- _Problem_
Look through the data below. Pick out the lines holding the string "report".

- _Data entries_
** Begin **

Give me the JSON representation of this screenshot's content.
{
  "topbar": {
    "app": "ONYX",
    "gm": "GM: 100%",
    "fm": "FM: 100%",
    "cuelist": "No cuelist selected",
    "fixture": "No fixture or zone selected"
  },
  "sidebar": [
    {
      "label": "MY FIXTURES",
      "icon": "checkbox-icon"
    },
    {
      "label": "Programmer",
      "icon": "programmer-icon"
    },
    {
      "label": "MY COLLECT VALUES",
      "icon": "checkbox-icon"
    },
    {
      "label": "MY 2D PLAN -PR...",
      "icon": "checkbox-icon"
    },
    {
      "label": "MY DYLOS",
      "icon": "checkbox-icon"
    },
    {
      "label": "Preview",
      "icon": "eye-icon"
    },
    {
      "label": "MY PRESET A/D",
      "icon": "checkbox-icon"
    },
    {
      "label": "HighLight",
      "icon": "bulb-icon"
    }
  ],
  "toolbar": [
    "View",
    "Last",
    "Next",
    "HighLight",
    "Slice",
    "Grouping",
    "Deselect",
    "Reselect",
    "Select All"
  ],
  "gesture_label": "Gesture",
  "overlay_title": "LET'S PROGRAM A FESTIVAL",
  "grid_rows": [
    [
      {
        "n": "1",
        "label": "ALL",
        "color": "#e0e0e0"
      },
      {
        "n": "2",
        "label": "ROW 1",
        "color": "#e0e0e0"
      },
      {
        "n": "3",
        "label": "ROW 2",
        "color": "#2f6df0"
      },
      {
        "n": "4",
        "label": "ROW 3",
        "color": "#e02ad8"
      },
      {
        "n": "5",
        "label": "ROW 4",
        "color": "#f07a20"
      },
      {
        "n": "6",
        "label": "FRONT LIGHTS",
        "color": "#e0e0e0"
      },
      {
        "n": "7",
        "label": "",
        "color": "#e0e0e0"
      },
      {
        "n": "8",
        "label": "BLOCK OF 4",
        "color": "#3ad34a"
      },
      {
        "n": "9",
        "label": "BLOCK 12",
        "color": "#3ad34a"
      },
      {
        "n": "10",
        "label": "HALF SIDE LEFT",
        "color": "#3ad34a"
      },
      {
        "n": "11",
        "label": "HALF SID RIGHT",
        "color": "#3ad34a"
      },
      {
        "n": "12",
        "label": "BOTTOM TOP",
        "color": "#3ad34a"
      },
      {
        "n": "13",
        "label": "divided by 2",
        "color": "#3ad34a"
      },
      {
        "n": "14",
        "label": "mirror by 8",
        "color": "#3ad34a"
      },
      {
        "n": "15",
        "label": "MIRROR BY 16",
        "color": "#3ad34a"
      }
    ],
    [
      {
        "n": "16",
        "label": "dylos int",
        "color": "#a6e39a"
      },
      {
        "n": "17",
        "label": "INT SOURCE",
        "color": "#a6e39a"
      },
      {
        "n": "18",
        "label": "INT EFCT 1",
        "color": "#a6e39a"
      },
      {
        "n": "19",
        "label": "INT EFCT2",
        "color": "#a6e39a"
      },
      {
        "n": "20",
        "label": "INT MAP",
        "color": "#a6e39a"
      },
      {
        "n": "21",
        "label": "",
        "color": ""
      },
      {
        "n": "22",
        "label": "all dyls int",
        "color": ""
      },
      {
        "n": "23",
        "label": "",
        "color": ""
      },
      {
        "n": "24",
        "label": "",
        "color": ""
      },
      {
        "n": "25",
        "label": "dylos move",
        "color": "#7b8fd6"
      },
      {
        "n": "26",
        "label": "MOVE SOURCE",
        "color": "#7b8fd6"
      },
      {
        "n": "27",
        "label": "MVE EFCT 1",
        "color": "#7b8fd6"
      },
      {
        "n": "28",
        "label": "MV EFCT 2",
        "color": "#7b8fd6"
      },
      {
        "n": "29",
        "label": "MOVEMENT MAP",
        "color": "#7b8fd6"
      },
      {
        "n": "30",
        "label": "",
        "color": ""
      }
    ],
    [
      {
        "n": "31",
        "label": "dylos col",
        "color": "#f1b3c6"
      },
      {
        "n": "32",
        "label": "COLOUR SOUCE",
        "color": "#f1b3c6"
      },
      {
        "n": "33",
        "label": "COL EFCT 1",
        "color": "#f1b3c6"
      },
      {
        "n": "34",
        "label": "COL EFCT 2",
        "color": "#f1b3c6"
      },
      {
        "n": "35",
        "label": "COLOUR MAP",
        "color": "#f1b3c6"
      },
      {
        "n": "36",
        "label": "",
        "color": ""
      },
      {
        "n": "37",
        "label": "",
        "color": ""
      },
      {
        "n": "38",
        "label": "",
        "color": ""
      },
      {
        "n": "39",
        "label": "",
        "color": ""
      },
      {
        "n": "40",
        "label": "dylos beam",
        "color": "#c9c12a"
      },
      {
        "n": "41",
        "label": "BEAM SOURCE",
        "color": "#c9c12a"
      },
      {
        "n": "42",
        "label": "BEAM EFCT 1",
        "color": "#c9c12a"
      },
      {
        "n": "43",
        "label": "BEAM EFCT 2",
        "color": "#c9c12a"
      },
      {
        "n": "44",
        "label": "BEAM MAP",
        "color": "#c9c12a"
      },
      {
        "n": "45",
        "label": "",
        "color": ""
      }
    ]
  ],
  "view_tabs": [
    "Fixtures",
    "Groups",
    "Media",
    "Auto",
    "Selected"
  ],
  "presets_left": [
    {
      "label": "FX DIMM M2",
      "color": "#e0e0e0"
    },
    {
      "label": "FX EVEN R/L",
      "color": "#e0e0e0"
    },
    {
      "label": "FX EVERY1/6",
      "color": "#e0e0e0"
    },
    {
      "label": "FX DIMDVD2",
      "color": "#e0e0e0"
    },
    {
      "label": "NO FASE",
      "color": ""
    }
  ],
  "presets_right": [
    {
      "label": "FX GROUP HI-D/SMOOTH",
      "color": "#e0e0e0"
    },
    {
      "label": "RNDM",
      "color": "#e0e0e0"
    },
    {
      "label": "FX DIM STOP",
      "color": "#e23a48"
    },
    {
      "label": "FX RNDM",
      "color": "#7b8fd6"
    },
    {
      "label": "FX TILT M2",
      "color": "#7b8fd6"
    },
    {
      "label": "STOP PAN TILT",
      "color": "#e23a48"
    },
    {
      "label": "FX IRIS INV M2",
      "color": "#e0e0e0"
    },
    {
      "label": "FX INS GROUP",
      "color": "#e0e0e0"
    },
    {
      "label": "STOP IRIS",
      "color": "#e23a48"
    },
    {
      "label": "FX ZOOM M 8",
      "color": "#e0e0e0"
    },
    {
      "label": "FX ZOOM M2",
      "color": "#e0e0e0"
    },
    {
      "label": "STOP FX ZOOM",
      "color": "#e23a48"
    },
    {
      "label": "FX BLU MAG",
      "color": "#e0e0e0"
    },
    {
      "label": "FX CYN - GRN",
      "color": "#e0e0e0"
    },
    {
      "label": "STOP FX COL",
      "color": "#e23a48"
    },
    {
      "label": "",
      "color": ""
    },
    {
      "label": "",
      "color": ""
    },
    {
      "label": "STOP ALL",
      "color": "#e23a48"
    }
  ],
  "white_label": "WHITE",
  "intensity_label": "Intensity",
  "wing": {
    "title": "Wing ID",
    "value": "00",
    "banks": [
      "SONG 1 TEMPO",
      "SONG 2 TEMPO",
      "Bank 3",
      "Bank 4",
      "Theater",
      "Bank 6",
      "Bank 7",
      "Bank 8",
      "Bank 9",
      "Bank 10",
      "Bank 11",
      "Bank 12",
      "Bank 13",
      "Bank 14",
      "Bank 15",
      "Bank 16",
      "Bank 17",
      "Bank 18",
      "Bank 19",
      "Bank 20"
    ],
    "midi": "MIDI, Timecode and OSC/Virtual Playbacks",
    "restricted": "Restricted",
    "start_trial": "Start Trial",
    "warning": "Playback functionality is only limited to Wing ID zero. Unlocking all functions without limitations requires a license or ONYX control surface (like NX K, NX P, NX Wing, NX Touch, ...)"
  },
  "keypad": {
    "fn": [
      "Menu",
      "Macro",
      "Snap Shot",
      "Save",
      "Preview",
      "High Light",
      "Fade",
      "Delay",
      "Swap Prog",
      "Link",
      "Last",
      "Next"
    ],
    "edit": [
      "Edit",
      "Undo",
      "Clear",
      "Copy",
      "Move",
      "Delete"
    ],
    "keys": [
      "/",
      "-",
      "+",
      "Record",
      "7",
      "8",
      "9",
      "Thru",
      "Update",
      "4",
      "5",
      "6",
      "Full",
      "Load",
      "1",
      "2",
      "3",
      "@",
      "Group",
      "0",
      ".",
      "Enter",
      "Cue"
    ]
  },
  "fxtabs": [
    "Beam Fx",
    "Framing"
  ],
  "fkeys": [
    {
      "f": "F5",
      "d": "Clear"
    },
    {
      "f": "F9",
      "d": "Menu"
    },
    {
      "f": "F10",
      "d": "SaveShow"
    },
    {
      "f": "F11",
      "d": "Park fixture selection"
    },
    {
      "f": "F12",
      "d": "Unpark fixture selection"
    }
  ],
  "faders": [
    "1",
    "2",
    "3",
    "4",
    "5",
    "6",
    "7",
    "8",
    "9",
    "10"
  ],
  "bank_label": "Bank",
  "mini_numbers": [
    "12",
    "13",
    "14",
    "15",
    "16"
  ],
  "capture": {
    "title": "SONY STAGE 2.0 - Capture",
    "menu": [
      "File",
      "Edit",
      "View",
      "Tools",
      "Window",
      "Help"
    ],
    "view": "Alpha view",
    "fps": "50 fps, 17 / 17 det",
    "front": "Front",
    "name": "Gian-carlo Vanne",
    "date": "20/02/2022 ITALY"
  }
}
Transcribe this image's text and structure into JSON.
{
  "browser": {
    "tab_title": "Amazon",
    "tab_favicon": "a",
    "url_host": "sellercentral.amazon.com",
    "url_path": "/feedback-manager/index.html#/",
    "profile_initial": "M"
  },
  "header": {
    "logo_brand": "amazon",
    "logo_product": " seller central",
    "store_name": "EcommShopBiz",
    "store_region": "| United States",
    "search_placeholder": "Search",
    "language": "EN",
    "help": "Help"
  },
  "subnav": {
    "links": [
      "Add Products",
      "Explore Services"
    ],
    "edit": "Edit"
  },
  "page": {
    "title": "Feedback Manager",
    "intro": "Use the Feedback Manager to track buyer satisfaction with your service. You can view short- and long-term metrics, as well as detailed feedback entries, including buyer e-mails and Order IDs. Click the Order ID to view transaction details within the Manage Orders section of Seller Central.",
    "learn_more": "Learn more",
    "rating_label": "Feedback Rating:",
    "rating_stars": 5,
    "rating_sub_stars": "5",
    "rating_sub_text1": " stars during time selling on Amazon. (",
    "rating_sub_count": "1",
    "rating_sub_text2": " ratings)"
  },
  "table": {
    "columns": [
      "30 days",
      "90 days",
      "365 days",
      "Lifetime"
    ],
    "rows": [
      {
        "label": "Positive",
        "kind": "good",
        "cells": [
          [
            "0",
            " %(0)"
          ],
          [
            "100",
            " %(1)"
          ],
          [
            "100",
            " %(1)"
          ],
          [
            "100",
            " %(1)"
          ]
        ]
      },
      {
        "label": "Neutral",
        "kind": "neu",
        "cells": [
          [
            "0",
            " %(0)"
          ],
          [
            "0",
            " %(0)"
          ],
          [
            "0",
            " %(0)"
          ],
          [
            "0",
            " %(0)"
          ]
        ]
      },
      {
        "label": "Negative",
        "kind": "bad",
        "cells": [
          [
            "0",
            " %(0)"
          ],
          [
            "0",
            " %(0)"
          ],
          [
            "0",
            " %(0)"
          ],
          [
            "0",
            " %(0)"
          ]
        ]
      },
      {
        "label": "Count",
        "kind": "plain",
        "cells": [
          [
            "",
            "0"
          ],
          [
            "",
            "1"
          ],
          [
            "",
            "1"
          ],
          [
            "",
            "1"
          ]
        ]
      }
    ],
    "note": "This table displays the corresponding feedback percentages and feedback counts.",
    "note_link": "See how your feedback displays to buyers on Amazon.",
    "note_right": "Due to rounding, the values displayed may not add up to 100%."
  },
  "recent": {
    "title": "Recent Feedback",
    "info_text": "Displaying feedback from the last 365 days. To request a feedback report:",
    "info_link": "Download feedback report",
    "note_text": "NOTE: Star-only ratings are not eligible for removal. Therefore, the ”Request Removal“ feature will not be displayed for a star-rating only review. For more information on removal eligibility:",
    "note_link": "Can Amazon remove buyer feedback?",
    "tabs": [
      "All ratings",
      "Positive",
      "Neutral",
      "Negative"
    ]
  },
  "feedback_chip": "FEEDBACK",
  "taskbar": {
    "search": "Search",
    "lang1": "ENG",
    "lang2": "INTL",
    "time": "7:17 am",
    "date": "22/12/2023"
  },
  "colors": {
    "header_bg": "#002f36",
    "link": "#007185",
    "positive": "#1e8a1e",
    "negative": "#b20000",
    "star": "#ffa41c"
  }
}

** End **

- _Response below_
    "info_text": "Displaying feedback from the last 365 days. To request a feedback report:",
    "info_link": "Download feedback report",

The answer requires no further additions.